- **PASSAGE SHOWN**
------------------------------

It’s a real privilege to jam with some of the great musicians I know.

I still enjoy picking up the occasional gig. Classic rock, Acoustic, or a small jazz combo

I have many influences and enjoy a wide variety of music, but mainly it’s been the singer songwriters of my youth.

Cat Stevens
James Taylor,
Bob Dylan
John Denver
Gordon Lightfoot
Joni Mitchell,
Judy Collins
John Fogerty

stuff like that.

I play drums out in my garage. I pretty much suck. Keeps me off the streets, though.

I have a Mapex V series 5 piece kit with a whole bunch of Zildjian cymbals. I can make all sorts of racket!

Drums are my main instrument, but lately I’ve been playing around putting grooves together with Acid Pro on my laptop and figuring out tunes for fingerstyle guitar. I try to keep my drum chops up but it’s hard given limited time.

The last band I was in gigged around NYC with stops in Boston and Philly. I enjoyed playing in the band and playing in some of the name clubs but we never gathered a sufficient audience to keep the enterprise afloat. We were well into our 30s by the time we started, and with careers, marriage, kids, differences in what everybody wanted to do and commitments we wanted to make, we went our separate ways sometime around 2000 after four years or so.

I fantasize about playing in a band again but I split my time between the city and the country so scheduling such a thing is too much of a bother. Maybe once I settle down somewhere.

I also played Tympani in the university orchestra and Bass in a country/rock-a-billy band.

One of my favorite musical activities is playing bass along with some favorite tunes. There’s something about it that gives me that kick.

I have 20 year old Yamaha recording custom kit and some cymbals older than that. If I had to choose only one thing to keep from all the stuff I’ve accumulated over the years it would be my Taylor Grand Auditorium acoustic. Once I got that I desired no other. I also have a Strat and a Fernandes bass. Cheap bass but the neck was so perfect I had to get it. I also have a G&L L-2000 P-bass and a G&L F-100 series II guitar gathering dust. Banjo, Mandolin, Hammered Dulcimer, Lap Harp round out the string section.

------------------------------

- **DATA EXCERPTS**
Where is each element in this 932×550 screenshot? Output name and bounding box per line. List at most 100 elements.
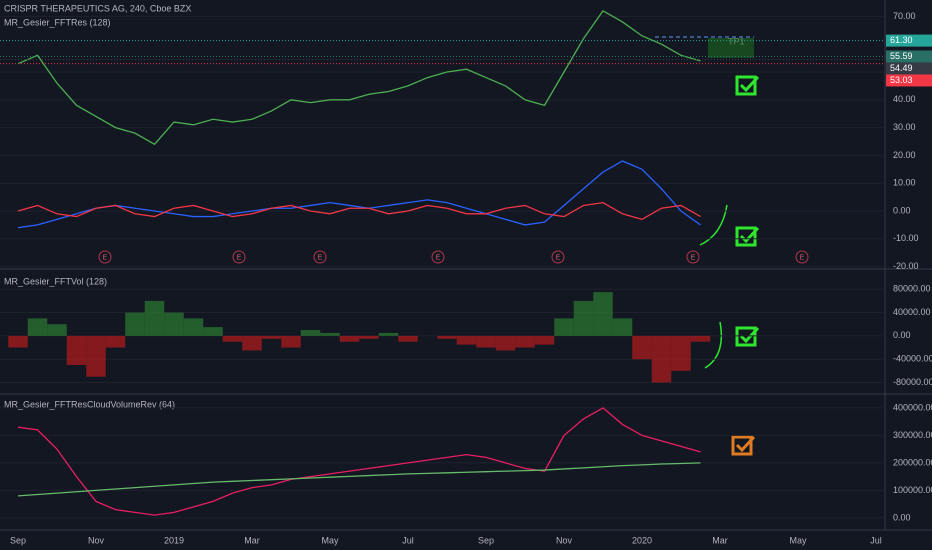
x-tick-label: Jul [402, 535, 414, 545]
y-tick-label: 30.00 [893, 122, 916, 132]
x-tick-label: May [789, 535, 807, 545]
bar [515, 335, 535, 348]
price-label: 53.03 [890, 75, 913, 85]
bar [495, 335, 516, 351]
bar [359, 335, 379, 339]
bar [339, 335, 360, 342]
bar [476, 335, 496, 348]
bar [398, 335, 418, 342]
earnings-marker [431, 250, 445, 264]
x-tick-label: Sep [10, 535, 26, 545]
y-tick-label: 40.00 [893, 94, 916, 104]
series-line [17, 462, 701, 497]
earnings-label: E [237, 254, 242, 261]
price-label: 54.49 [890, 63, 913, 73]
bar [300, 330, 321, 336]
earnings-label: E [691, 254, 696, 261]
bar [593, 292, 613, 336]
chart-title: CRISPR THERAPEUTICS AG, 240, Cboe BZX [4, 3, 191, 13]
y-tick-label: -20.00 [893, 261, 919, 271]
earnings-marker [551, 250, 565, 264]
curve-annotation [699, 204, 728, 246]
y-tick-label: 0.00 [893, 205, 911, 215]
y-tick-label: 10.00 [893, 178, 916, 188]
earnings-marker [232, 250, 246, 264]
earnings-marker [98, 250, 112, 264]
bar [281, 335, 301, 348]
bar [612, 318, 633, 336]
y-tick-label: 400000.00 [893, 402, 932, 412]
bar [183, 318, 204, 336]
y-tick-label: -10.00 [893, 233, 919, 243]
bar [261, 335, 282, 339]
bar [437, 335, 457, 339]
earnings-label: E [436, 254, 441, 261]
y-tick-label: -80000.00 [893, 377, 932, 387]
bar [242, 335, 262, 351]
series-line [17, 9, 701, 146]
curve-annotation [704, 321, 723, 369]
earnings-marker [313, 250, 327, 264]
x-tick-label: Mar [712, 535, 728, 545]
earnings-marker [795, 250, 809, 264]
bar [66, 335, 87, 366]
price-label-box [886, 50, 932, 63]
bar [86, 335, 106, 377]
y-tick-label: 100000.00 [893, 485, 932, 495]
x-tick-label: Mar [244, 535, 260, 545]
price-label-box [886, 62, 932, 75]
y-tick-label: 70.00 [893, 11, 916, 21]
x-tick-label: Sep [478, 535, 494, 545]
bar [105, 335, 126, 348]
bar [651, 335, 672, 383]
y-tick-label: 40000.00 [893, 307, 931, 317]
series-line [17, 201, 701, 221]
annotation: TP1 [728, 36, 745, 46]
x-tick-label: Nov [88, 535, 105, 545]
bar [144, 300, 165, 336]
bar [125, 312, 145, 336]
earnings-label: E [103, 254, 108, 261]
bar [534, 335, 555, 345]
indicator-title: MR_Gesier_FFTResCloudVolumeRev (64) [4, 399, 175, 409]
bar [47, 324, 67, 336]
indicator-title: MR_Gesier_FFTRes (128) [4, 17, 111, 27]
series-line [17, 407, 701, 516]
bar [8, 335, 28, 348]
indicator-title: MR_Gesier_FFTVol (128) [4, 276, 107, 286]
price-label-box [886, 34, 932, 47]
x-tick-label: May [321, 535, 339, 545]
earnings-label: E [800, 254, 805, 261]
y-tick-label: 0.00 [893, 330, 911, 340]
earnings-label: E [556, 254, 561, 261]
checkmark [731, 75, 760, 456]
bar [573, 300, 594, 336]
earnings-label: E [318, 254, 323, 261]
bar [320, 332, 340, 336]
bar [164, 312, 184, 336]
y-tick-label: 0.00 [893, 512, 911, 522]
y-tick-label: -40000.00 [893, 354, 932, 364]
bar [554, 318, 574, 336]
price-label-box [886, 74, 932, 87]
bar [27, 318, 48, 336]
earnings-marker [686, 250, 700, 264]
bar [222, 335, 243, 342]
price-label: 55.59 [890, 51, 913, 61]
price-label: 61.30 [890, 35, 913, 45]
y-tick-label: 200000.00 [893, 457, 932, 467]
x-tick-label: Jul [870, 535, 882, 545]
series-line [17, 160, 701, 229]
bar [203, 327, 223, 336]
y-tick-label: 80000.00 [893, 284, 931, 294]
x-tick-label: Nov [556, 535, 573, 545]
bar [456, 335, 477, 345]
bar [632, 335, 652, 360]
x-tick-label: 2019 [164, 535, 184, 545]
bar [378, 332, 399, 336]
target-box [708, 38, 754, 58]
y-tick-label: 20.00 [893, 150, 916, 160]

------------------------------

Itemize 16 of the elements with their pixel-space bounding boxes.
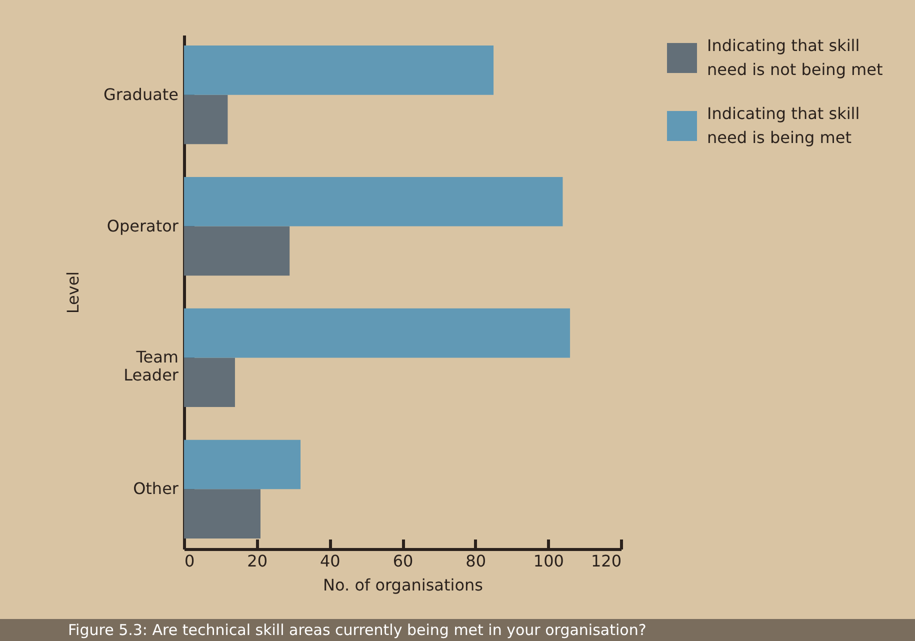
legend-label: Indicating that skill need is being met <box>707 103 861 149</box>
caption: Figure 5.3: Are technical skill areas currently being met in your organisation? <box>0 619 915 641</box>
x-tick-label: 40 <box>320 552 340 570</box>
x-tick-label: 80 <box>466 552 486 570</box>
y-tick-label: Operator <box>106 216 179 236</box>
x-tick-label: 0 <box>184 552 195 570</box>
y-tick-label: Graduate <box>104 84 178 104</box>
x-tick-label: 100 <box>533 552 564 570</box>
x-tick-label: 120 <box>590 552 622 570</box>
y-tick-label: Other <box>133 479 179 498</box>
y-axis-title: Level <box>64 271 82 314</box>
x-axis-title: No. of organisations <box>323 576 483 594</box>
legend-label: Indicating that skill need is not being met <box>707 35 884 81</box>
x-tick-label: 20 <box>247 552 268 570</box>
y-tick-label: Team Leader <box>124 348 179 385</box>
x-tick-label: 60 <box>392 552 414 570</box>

------------------------------

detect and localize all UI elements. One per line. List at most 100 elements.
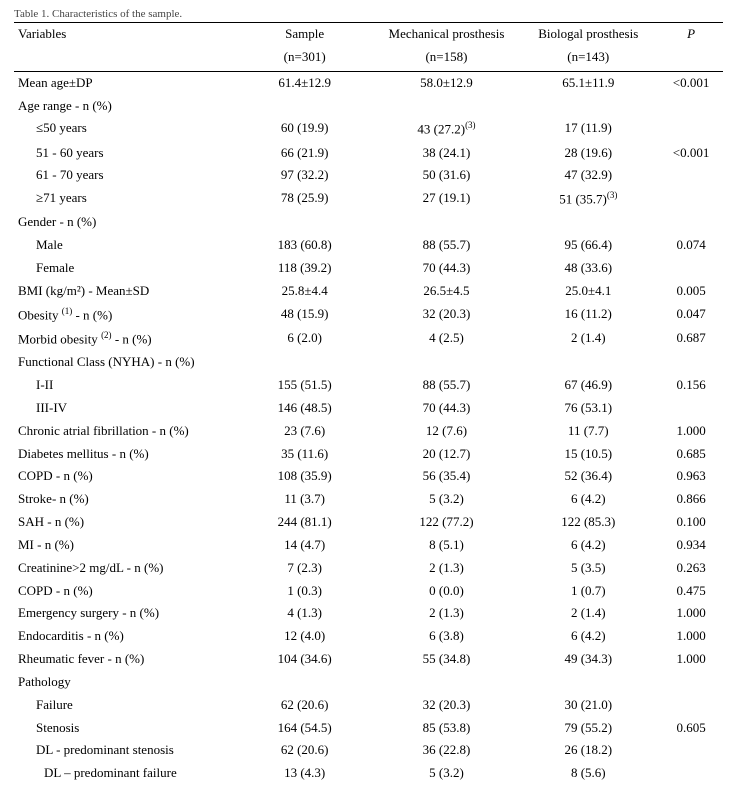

------------------------------

- **EXERCISE TASKS**
(a) In the music bio, which one item would the writer keep if allowed only one thing from everything accumulated over the years?
(b) Render this sentence from the music bio in Spanish: "I also played Tympani in the university orchestra and Bass in a country/rock-a-billy band."
(c) Carry on the music bio from the point where it stops.

- **RESPONSES TO THE EXERCISE**
(a) The Taylor Grand Auditorium acoustic guitar.

(b) También toqué los timbales en la orquesta de la universidad y el bajo en una banda de country/rockabilly.

(c)
Workstation/MIDI-wise I use Cubase with Sampletank/Sonic Synth and Reason with a D-50 for the controller.

As you might have guessed my big fault is I spread myself too thin.

I’m a violin teacher, kinda by accident, kinda in between academic stints, or so the theory goes.

I got as far as a Master’s degree in musicology, and then for various reasons I couldn’t continue, although eventually want to head down the PhD route. Earlier on, I’d chosen to not head into the underpaid and overworked field of only-just-good-enough-to-be-pro orchestral work.

So I teach, which is something that I’ve learnt a lot from, and is enjoyable at times, and I don’t do as much playing as I’d like to. I’m a member of one fairly-decent amateur orchestra, and recently have managed to get a quartet together, with the intentions being to have fun and to not end up churning out Pachelbel at weddings every Saturday. Who knows, I might decide to form a contemporary music group, and have a bash at things like Lachenmann, but I suspect there’s not much of an audience for it around here.

Let me start by say that I have been to bienville’s myspace page, and you should check it out…he’s too damn funny.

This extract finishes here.